§ Aim of the task
Set down each record exactly as written.

§ Task input
═══

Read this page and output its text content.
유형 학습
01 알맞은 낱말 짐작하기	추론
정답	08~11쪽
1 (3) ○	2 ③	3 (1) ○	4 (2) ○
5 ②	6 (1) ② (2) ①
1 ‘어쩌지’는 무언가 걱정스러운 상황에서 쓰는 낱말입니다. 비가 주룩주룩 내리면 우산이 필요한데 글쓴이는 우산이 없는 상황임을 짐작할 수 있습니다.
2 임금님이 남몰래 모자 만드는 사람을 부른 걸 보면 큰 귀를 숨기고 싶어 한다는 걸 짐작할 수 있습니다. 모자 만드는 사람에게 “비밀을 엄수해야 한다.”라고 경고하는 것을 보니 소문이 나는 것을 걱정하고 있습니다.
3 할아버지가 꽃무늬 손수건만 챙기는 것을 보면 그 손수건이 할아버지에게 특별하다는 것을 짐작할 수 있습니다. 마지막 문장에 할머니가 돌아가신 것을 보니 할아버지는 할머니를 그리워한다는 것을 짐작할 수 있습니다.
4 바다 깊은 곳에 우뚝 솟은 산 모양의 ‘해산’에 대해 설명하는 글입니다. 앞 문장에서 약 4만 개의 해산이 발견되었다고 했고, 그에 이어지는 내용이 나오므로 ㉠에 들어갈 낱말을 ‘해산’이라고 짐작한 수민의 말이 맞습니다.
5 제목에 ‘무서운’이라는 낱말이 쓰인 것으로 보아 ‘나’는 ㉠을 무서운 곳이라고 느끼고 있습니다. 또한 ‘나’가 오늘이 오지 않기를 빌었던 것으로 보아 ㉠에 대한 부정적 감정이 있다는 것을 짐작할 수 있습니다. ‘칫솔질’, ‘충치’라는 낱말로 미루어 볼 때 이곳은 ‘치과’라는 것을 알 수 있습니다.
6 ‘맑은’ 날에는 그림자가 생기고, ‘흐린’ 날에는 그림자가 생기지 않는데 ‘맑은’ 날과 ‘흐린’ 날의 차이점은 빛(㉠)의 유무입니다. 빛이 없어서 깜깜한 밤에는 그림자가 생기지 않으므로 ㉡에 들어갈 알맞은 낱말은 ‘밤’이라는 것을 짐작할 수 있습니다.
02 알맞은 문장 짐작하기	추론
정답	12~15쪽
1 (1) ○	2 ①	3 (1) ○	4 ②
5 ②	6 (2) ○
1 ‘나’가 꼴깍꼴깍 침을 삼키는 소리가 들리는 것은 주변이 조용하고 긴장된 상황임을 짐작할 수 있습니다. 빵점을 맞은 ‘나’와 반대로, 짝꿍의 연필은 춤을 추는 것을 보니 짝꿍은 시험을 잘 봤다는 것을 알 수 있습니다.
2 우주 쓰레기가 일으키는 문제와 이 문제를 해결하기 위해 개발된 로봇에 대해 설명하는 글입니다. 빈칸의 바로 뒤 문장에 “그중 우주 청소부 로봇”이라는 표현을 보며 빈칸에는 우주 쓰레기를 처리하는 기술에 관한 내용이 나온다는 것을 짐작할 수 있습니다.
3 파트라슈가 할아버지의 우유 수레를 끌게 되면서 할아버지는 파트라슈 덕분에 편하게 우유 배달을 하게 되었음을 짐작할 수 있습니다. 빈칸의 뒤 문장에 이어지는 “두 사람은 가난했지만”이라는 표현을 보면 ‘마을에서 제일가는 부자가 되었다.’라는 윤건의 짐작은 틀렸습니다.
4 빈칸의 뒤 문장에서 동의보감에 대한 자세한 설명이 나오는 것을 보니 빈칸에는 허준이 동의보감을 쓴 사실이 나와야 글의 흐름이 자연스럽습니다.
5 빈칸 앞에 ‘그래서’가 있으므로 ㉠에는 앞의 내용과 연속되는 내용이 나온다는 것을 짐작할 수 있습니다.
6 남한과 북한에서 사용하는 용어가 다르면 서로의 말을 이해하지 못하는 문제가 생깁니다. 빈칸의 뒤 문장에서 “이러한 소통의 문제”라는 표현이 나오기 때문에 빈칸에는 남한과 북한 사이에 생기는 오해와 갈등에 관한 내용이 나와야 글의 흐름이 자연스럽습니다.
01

═══

§ Final result
Read this page and output its text content.
유형 학습
01 알맞은 낱말 짐작하기	추론
정답	08~11쪽
1 (3) ○	2 ③	3 (1) ○	4 (2) ○
5 ②	6 (1) ② (2) ①
1 ‘어쩌지’는 무언가 걱정스러운 상황에서 쓰는 낱말입니다. 비가 주룩주룩 내리면 우산이 필요한데 글쓴이는 우산이 없는 상황임을 짐작할 수 있습니다.
2 임금님이 남몰래 모자 만드는 사람을 부른 걸 보면 큰 귀를 숨기고 싶어 한다는 걸 짐작할 수 있습니다. 모자 만드는 사람에게 “비밀을 엄수해야 한다.”라고 경고하는 것을 보니 소문이 나는 것을 걱정하고 있습니다.
3 할아버지가 꽃무늬 손수건만 챙기는 것을 보면 그 손수건이 할아버지에게 특별하다는 것을 짐작할 수 있습니다. 마지막 문장에 할머니가 돌아가신 것을 보니 할아버지는 할머니를 그리워한다는 것을 짐작할 수 있습니다.
4 바다 깊은 곳에 우뚝 솟은 산 모양의 ‘해산’에 대해 설명하는 글입니다. 앞 문장에서 약 4만 개의 해산이 발견되었다고 했고, 그에 이어지는 내용이 나오므로 ㉠에 들어갈 낱말을 ‘해산’이라고 짐작한 수민의 말이 맞습니다.
5 제목에 ‘무서운’이라는 낱말이 쓰인 것으로 보아 ‘나’는 ㉠을 무서운 곳이라고 느끼고 있습니다. 또한 ‘나’가 오늘이 오지 않기를 빌었던 것으로 보아 ㉠에 대한 부정적 감정이 있다는 것을 짐작할 수 있습니다. ‘칫솔질’, ‘충치’라는 낱말로 미루어 볼 때 이곳은 ‘치과’라는 것을 알 수 있습니다.
6 ‘맑은’ 날에는 그림자가 생기고, ‘흐린’ 날에는 그림자가 생기지 않는데 ‘맑은’ 날과 ‘흐린’ 날의 차이점은 빛(㉠)의 유무입니다. 빛이 없어서 깜깜한 밤에는 그림자가 생기지 않으므로 ㉡에 들어갈 알맞은 낱말은 ‘밤’이라는 것을 짐작할 수 있습니다.
02 알맞은 문장 짐작하기	추론
정답	12~15쪽
1 (1) ○	2 ①	3 (1) ○	4 ②
5 ②	6 (2) ○
1 ‘나’가 꼴깍꼴깍 침을 삼키는 소리가 들리는 것은 주변이 조용하고 긴장된 상황임을 짐작할 수 있습니다. 빵점을 맞은 ‘나’와 반대로, 짝꿍의 연필은 춤을 추는 것을 보니 짝꿍은 시험을 잘 봤다는 것을 알 수 있습니다.
2 우주 쓰레기가 일으키는 문제와 이 문제를 해결하기 위해 개발된 로봇에 대해 설명하는 글입니다. 빈칸의 바로 뒤 문장에 “그중 우주 청소부 로봇”이라는 표현을 보며 빈칸에는 우주 쓰레기를 처리하는 기술에 관한 내용이 나온다는 것을 짐작할 수 있습니다.
3 파트라슈가 할아버지의 우유 수레를 끌게 되면서 할아버지는 파트라슈 덕분에 편하게 우유 배달을 하게 되었음을 짐작할 수 있습니다. 빈칸의 뒤 문장에 이어지는 “두 사람은 가난했지만”이라는 표현을 보면 ‘마을에서 제일가는 부자가 되었다.’라는 윤건의 짐작은 틀렸습니다.
4 빈칸의 뒤 문장에서 동의보감에 대한 자세한 설명이 나오는 것을 보니 빈칸에는 허준이 동의보감을 쓴 사실이 나와야 글의 흐름이 자연스럽습니다.
5 빈칸 앞에 ‘그래서’가 있으므로 ㉠에는 앞의 내용과 연속되는 내용이 나온다는 것을 짐작할 수 있습니다.
6 남한과 북한에서 사용하는 용어가 다르면 서로의 말을 이해하지 못하는 문제가 생깁니다. 빈칸의 뒤 문장에서 “이러한 소통의 문제”라는 표현이 나오기 때문에 빈칸에는 남한과 북한 사이에 생기는 오해와 갈등에 관한 내용이 나와야 글의 흐름이 자연스럽습니다.
01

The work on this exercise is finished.